----- Extract provided -----

Cora’s almost fifteen months now,
and about six weeks ago I was watching a video of Maddie at fifteen
months and noting how verbal Maddie was; she had a few words down
cold, and would carry on entire conversations with people using
words only she understood. A far cry from the infantile babbling
you hear in babies, this was a full-blown language and attempt to
communicate. And while I was watching this fifteen-month-old Maddie
earnestly discoursing on the phone with a grandparent, I kept
thinking that Cora was so far away from that and would never be at
that point by fifteen months.

Boy, was I wrong.

A couple weeks ago Cora decided she was
sick of life passing her by; she had something to say, and was no
longer going to passively accept her circumstances. So she opened
up and hasn’t shut the gate yet. That girl has decided that
not only does she have something worth saying, but it’s not
her problem if you can’t understand her. In fact,
Cora’s only concession to the fact that she doesn’t
speak the same language as everyone else is that she may deign to
repeat what she just said, but LOUDER, until you figure out what
she’s saying.

Fortunately, Cora’s got enough words and signs under her belt
to make herself understood, at least to those of us who live with
her. “GAMMA!” she’ll bellow thunderously from the
bottom of the stairs at my mother up in her room. “Yes,
Cora?” will float down. “A gabba gook a boo de
book!” she’ll say, stabbing the library for emphasis.
“You want me to come read you a book?”
“Ess!” she’ll confirm, and march to the sofa to
await her reader.

Truth be told, I get a kick out of watching the tiny despot waddle
through the house, lecturing and discoursing on any and every
topic. If you’ve no idea what she’s saying, just start
guessing out loud and she’ll play “Hot or Cold”
with you by nods and shakes of her head, gesturing savagely if you
get “colder” until you finally hit the nail on the
head. A couple of times she’s had to work hard to get the
adult to understand and I swear she’s rolled her eyes at them
like she’s dealing with the village idiot. Mostly, though,
she’ll beam like you handed her a chocolate-covered pacifier
if you figure it out early on.

-----

## [Exercise]
From the account of a toddler learning to talk, extract everything from "A couple weeks" down to "she’s saying.". The lines that follow were drawn from a separate source.

----- Rows -----

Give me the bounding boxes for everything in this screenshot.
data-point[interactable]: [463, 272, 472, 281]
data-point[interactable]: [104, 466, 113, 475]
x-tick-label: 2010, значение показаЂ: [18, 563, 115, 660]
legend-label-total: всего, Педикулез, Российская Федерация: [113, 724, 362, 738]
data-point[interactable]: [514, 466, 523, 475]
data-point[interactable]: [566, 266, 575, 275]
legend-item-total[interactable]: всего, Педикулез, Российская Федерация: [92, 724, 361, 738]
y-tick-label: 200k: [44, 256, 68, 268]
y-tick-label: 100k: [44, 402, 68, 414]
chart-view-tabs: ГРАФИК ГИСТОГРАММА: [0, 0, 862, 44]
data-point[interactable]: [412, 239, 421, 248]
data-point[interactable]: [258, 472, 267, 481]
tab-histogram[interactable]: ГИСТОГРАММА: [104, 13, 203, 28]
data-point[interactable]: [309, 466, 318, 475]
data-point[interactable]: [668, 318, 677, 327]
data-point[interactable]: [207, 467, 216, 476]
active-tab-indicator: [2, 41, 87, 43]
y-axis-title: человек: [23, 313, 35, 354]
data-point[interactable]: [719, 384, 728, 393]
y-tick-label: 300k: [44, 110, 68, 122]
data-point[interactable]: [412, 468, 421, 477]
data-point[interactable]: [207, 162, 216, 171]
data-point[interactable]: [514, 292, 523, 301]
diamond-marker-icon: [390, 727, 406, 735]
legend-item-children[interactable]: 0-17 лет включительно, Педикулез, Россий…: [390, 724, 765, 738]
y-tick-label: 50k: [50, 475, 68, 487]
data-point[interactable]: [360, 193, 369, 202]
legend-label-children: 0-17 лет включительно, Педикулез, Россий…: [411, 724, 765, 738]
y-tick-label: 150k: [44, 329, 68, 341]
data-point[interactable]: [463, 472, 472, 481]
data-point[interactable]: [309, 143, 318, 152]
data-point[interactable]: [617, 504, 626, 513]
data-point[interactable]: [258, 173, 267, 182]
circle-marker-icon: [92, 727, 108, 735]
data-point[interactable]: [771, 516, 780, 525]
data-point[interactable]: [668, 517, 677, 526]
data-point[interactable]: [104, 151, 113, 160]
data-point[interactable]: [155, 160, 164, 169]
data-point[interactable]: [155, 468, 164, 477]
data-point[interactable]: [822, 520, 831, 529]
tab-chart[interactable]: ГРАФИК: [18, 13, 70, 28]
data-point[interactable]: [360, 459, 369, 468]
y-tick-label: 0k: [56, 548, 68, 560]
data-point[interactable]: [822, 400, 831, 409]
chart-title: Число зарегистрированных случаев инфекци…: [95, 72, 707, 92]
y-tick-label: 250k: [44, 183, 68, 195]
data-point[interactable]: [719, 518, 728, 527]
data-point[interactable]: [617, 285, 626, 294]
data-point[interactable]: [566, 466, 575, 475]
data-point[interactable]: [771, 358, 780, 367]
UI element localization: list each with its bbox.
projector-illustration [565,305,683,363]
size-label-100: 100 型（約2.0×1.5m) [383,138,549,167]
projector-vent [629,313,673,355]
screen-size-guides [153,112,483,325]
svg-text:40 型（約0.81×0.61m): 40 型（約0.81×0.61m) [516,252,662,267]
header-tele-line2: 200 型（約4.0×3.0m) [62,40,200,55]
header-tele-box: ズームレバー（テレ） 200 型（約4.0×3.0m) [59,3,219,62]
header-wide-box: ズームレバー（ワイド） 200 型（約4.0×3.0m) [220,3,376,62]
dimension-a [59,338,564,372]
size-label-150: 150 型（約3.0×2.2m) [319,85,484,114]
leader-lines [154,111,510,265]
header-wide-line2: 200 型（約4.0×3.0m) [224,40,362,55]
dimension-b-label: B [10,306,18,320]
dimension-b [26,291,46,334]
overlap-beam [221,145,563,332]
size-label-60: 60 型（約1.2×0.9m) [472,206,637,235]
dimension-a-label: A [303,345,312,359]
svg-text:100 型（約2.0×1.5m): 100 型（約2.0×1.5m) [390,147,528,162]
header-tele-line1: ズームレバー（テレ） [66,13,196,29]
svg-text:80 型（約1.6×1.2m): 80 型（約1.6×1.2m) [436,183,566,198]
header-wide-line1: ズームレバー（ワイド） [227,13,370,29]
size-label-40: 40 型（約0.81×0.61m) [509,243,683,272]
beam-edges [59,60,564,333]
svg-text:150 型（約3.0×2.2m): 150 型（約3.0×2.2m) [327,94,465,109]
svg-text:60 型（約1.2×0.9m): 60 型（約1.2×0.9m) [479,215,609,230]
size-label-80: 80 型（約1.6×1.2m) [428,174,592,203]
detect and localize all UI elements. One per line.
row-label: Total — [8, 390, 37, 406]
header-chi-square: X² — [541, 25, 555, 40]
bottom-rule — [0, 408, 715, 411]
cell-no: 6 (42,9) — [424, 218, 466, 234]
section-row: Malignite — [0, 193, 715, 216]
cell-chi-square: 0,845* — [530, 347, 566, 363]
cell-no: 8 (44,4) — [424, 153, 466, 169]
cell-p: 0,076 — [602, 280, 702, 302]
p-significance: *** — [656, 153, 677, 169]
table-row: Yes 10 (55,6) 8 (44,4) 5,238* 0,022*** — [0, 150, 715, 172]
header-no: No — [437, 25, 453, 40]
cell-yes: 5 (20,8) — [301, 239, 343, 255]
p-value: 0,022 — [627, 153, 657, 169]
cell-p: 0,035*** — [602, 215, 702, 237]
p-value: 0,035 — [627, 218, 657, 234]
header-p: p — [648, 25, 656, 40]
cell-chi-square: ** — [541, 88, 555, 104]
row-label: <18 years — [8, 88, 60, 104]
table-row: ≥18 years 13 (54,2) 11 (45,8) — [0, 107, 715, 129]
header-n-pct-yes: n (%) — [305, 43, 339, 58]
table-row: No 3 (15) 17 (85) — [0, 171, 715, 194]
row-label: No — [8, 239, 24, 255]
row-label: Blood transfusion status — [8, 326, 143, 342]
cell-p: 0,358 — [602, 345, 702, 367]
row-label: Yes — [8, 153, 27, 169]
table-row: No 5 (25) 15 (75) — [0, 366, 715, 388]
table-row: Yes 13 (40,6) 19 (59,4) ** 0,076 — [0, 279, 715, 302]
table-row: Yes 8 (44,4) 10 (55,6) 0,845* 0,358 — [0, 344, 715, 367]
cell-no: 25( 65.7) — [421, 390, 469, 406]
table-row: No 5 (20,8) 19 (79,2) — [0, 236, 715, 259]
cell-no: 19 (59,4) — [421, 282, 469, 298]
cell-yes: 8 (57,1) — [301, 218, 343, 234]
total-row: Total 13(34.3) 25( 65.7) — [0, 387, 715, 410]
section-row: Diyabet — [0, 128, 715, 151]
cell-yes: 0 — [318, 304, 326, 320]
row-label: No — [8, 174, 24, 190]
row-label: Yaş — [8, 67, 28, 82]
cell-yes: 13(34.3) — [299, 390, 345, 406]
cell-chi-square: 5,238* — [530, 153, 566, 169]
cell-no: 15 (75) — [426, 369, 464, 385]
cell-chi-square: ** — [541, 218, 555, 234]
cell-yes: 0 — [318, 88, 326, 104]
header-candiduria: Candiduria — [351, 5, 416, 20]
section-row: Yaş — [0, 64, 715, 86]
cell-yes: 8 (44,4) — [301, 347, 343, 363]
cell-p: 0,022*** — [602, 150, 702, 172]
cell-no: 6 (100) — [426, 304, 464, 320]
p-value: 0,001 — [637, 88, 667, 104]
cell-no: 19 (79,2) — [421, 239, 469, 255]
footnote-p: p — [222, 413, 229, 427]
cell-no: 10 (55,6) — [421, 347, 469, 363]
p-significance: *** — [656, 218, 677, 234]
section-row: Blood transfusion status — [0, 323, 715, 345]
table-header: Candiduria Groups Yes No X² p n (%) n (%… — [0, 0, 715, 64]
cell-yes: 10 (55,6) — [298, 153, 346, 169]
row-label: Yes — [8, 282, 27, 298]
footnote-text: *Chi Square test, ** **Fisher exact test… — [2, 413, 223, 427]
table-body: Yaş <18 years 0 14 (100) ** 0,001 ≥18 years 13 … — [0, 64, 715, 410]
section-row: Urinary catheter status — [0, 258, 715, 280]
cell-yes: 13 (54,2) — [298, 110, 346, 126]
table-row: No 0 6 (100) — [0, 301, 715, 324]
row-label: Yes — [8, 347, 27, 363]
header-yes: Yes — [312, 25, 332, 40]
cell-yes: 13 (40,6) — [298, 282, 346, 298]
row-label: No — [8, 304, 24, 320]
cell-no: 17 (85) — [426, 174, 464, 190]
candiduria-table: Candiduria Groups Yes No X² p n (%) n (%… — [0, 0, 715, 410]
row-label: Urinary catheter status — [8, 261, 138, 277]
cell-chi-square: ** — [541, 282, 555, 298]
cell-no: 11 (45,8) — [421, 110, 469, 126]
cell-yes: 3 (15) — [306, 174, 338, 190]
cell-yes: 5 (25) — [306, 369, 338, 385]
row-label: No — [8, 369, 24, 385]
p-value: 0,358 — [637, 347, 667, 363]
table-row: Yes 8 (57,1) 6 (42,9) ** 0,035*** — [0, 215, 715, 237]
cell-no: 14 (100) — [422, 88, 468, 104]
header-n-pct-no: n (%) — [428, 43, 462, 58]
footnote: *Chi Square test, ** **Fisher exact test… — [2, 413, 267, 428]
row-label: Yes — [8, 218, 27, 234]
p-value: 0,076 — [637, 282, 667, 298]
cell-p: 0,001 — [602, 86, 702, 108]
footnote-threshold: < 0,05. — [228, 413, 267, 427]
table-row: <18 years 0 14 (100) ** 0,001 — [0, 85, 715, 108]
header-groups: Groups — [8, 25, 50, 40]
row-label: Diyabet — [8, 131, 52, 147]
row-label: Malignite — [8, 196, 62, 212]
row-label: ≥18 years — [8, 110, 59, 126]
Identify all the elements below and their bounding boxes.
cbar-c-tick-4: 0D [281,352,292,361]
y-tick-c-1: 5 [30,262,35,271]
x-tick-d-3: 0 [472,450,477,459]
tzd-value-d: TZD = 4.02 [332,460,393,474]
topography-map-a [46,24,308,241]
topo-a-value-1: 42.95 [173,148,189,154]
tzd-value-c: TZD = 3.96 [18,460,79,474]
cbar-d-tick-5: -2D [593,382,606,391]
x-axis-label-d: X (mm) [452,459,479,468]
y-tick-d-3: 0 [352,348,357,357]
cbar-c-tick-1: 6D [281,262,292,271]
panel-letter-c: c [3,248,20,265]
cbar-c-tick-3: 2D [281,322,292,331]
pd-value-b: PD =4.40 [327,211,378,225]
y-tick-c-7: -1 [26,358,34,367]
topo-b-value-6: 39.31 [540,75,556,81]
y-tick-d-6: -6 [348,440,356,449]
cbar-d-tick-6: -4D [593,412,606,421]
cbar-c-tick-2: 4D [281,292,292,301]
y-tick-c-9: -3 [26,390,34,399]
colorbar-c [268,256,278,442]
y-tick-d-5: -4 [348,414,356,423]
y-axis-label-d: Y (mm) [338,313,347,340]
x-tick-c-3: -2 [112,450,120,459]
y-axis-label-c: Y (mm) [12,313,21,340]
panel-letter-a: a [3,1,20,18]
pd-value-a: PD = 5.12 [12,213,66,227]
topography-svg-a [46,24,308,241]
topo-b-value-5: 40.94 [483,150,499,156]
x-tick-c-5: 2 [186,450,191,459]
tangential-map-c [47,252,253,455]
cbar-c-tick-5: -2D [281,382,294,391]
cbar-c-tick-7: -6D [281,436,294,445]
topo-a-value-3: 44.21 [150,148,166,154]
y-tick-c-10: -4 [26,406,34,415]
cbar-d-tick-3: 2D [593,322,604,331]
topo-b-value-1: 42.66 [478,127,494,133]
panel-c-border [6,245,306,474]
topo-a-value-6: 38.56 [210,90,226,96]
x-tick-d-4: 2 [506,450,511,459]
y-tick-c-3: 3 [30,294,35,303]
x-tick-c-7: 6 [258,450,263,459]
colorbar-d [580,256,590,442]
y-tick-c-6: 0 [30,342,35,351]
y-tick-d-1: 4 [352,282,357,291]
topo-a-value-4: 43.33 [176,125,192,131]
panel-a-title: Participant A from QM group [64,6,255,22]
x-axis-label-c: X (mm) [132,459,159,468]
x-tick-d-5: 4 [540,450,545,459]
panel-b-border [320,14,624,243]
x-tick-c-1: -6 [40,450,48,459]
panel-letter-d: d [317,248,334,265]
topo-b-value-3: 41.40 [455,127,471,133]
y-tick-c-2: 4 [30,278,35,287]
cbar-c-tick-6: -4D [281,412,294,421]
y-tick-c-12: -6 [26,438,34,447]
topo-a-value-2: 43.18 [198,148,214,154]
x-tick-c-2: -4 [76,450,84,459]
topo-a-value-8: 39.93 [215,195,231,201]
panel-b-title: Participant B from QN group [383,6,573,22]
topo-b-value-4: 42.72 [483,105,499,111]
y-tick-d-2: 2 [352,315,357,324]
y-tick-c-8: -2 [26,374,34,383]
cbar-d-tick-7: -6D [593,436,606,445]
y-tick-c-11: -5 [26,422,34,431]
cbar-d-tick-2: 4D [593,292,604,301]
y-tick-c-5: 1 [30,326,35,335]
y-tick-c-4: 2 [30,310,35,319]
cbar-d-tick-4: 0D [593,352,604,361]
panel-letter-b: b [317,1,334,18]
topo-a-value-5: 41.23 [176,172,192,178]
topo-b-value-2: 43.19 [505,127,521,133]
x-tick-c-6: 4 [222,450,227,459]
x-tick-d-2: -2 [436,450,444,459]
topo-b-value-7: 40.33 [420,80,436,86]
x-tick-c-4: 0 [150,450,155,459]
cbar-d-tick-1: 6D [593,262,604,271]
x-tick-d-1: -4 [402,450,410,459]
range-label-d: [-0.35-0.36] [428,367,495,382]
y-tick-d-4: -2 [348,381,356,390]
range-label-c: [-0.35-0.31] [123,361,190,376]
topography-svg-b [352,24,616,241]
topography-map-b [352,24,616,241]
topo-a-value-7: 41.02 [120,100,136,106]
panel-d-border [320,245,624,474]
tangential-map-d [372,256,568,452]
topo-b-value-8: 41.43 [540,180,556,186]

-----

## [Task output]
A couple weeks ago Cora decided she was
sick of life passing her by; she had something to say, and was no
longer going to passively accept her circumstances. So she opened
up and hasn’t shut the gate yet. That girl has decided that
not only does she have something worth saying, but it’s not
her problem if you can’t understand her. In fact,
Cora’s only concession to the fact that she doesn’t
speak the same language as everyone else is that she may deign to
repeat what she just said, but LOUDER, until you figure out what
she’s saying.